Stored data entries
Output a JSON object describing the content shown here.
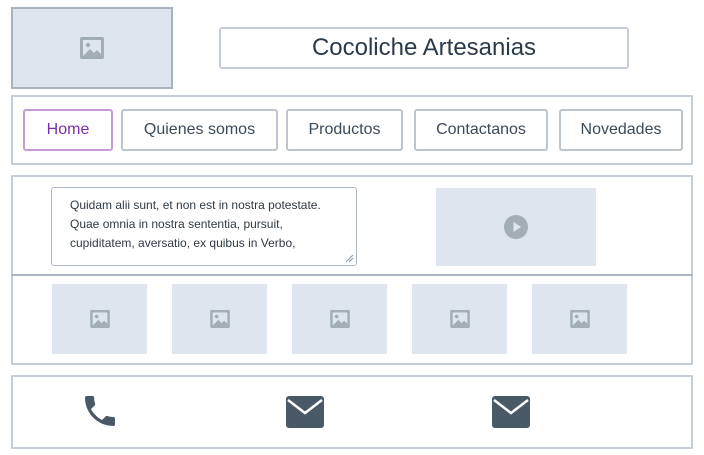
{
  "header": {
    "title": "Cocoliche Artesanias",
    "logo_icon": "image-icon"
  },
  "nav": {
    "items": [
      {
        "label": "Home",
        "active": true
      },
      {
        "label": "Quienes somos",
        "active": false
      },
      {
        "label": "Productos",
        "active": false
      },
      {
        "label": "Contactanos",
        "active": false
      },
      {
        "label": "Novedades",
        "active": false
      }
    ],
    "active_color": "#7b2fa8"
  },
  "content": {
    "paragraph": "Quidam alii sunt, et non est in nostra potestate. Quae omnia in nostra sententia, pursuit, cupiditatem, aversatio, ex quibus in Verbo,",
    "video_icon": "play-icon",
    "gallery_icons": [
      "image-icon",
      "image-icon",
      "image-icon",
      "image-icon",
      "image-icon"
    ]
  },
  "footer": {
    "icons": [
      "phone-icon",
      "mail-icon",
      "mail-icon"
    ]
  },
  "colors": {
    "placeholder_bg": "#dfe5ee",
    "icon_gray": "#a3adb8",
    "icon_dark": "#4a5968",
    "border": "#c5cdd6"
  }
}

## STATED PROBLEM
Without the pictures, write out the whole listing above exactly as it appears.

## WRITTEN RESPONSE
Output a JSON object describing the content shown here.
{
  "header": {
    "title": "Cocoliche Artesanias",
    "logo_icon": "image-icon"
  },
  "nav": {
    "items": [
      {
        "label": "Home",
        "active": true
      },
      {
        "label": "Quienes somos",
        "active": false
      },
      {
        "label": "Productos",
        "active": false
      },
      {
        "label": "Contactanos",
        "active": false
      },
      {
        "label": "Novedades",
        "active": false
      }
    ],
    "active_color": "#7b2fa8"
  },
  "content": {
    "paragraph": "Quidam alii sunt, et non est in nostra potestate. Quae omnia in nostra sententia, pursuit, cupiditatem, aversatio, ex quibus in Verbo,",
    "video_icon": "play-icon",
    "gallery_icons": [
      "image-icon",
      "image-icon",
      "image-icon",
      "image-icon",
      "image-icon"
    ]
  },
  "footer": {
    "icons": [
      "phone-icon",
      "mail-icon",
      "mail-icon"
    ]
  },
  "colors": {
    "placeholder_bg": "#dfe5ee",
    "icon_gray": "#a3adb8",
    "icon_dark": "#4a5968",
    "border": "#c5cdd6"
  }
}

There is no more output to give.